__RUMUSAN SOAL 1__.
Ganti "pemilu" dengan "pemilihan umum" pada bagian kutipan tentang pemilu serentak yang dibuka dengan kata-kata "Pemikiran tersebut ada" dan ditutup dengan "yang lebih demokratis.". Tuliskan kembali bagian itu setelah penggantian.

__KUTIPAN TEKS__.
"""

Oleh: Fortunatus Hamsah Manah
(Anggota Bawaslu Kabupaten Manggarai, Provinsi NTT)
Putusan Mahkamah Konstitusi No. 14/PUU-XI/2013 yang merupakan pengujian terhadap Pasal 3 ayat (5), Pasal 12 ayat (1) dan ayat (2), dan Pasal 112 UU No. 42 Tahun 2008 tentang Pemilihan Umum Presiden dan Wakil Presiden di mana pasal tersebut mengatur sebagian tentang kepemiluan menjadi polemik tersendiri dalam proses penyelenggaran pemilu.
Berdasarkan putusan MK, bahwa pasal-pasal tersebut tidak mempunyai kekuatan hukum mengikat dan implikasi dari putusan MK tersebut adalah dilaksanakan Pemilihan Umum Nasional Serentak, yakni pemilu yang dilakukan secara bersama-sama antara DPR, DPD, Presiden dan Wakil Presiden, DPRD Provinsi dan DPRD Kabupaten/kota yang dilakukan secara bersama tahun 2019 dan tahun-tahun selanjutnya.
Terkait keserentakan pemilu, argumen utama yang eksplisit disebut dalam putusan MK adalah bagaimana memperkuat sistem pemerintahan presidensial, original intent dari pembentuk UUD 1945, dan efektivitas serta efisiensi penyelenggaraan pemilihan dari sisi anggaran, waktu dan pengelolaan konflik.
Pemikiran tersebut ada benarnya sebab dalam empat kali pemilu (1999, 2004, 2009 dan 2014) pemerintahan yang terbentuk hanya menghasilkan pemerintah minoritas (minority government). Presiden terpilih berasal dari partai yang tidak meraih suara terbanyak di DPR (Harun Husein, 2014: 523).
Bagaimana desain keserentakan pemilu dan korelasinya dengan upaya memperkuat sistem presidensil. Itulah hal yang dikupas dalam tulisan ini.
Putusan MK ini sangat menarik, melalui pengujian Undang-undang, MK meletakkan agar sistem pemilu Indonesia dapat berkembang kearah yang lebih demokratis.
Putusan ini menjadikan penyelenggaran pemilu dilakukan secara simultan sesuai dengan amanat Pasal 22E ayat (1) dan (2) UUD 1945 yang mengamatkan pemilu serentak, atau yang lebih spesifik disebut pemilu lima kotak.

"""

__DAFTAR ENTRI__.

"""

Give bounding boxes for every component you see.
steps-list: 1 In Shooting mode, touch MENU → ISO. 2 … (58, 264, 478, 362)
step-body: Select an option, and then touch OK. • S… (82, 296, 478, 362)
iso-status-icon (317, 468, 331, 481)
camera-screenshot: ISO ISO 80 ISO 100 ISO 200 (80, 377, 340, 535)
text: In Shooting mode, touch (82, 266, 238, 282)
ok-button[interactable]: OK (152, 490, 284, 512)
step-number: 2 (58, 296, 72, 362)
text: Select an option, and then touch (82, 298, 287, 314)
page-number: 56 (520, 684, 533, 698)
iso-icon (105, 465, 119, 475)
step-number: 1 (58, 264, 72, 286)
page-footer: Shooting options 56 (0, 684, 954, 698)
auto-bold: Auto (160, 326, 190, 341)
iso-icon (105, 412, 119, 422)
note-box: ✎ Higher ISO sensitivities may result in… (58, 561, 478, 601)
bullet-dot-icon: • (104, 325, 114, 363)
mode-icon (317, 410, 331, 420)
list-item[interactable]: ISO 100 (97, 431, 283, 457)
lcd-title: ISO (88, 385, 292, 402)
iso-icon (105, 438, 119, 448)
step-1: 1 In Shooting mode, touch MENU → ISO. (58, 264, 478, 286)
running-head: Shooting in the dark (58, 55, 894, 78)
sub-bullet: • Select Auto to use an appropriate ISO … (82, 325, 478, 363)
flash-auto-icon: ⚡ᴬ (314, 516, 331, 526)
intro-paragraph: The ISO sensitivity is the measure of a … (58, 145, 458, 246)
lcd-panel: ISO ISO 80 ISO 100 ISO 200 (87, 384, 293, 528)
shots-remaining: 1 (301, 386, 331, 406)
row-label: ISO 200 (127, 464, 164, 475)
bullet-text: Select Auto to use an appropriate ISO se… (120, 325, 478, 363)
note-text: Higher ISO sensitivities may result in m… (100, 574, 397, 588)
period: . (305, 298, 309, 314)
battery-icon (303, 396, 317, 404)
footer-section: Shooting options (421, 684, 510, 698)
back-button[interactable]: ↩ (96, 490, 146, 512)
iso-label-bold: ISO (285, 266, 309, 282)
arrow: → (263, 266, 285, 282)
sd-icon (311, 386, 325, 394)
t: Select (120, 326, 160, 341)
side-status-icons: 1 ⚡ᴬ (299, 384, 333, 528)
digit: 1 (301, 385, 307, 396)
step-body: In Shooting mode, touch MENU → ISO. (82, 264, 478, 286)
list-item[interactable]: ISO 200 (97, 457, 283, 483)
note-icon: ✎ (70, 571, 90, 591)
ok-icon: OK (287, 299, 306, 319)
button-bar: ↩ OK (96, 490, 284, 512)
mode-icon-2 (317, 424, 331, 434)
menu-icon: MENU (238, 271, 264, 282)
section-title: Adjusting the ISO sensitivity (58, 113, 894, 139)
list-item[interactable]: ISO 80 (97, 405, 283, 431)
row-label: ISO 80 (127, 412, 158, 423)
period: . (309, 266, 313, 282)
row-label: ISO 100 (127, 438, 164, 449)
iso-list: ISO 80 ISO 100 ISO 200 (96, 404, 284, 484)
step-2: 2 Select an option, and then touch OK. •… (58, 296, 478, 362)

"""

__RUMUSAN SOAL 2__.
Salin persis baris-baris daftar entri, mulai dari baris pertama entri hingga baris yang memuat "row-label: ISO 200 (127, 464, 164, 475)", termasuk kedua ujungnya.

__JAWABAN LENGKAP 1__.
Pemikiran tersebut ada benarnya sebab dalam empat kali pemilihan umum (1999, 2004, 2009 dan 2014) pemerintahan yang terbentuk hanya menghasilkan pemerintah minoritas (minority government). Presiden terpilih berasal dari partai yang tidak meraih suara terbanyak di DPR (Harun Husein, 2014: 523).
Bagaimana desain keserentakan pemilihan umum dan korelasinya dengan upaya memperkuat sistem presidensil. Itulah hal yang dikupas dalam tulisan ini.
Putusan MK ini sangat menarik, melalui pengujian Undang-undang, MK meletakkan agar sistem pemilihan umum Indonesia dapat berkembang kearah yang lebih demokratis.

__JAWABAN LENGKAP 2__.
Give bounding boxes for every component you see.
steps-list: 1 In Shooting mode, touch MENU → ISO. 2 … (58, 264, 478, 362)
step-body: Select an option, and then touch OK. • S… (82, 296, 478, 362)
iso-status-icon (317, 468, 331, 481)
camera-screenshot: ISO ISO 80 ISO 100 ISO 200 (80, 377, 340, 535)
text: In Shooting mode, touch (82, 266, 238, 282)
ok-button[interactable]: OK (152, 490, 284, 512)
step-number: 2 (58, 296, 72, 362)
text: Select an option, and then touch (82, 298, 287, 314)
page-number: 56 (520, 684, 533, 698)
iso-icon (105, 465, 119, 475)
step-number: 1 (58, 264, 72, 286)
page-footer: Shooting options 56 (0, 684, 954, 698)
auto-bold: Auto (160, 326, 190, 341)
iso-icon (105, 412, 119, 422)
note-box: ✎ Higher ISO sensitivities may result in… (58, 561, 478, 601)
bullet-dot-icon: • (104, 325, 114, 363)
mode-icon (317, 410, 331, 420)
list-item[interactable]: ISO 100 (97, 431, 283, 457)
lcd-title: ISO (88, 385, 292, 402)
iso-icon (105, 438, 119, 448)
step-1: 1 In Shooting mode, touch MENU → ISO. (58, 264, 478, 286)
running-head: Shooting in the dark (58, 55, 894, 78)
sub-bullet: • Select Auto to use an appropriate ISO … (82, 325, 478, 363)
flash-auto-icon: ⚡ᴬ (314, 516, 331, 526)
intro-paragraph: The ISO sensitivity is the measure of a … (58, 145, 458, 246)
lcd-panel: ISO ISO 80 ISO 100 ISO 200 (87, 384, 293, 528)
shots-remaining: 1 (301, 386, 331, 406)
row-label: ISO 200 (127, 464, 164, 475)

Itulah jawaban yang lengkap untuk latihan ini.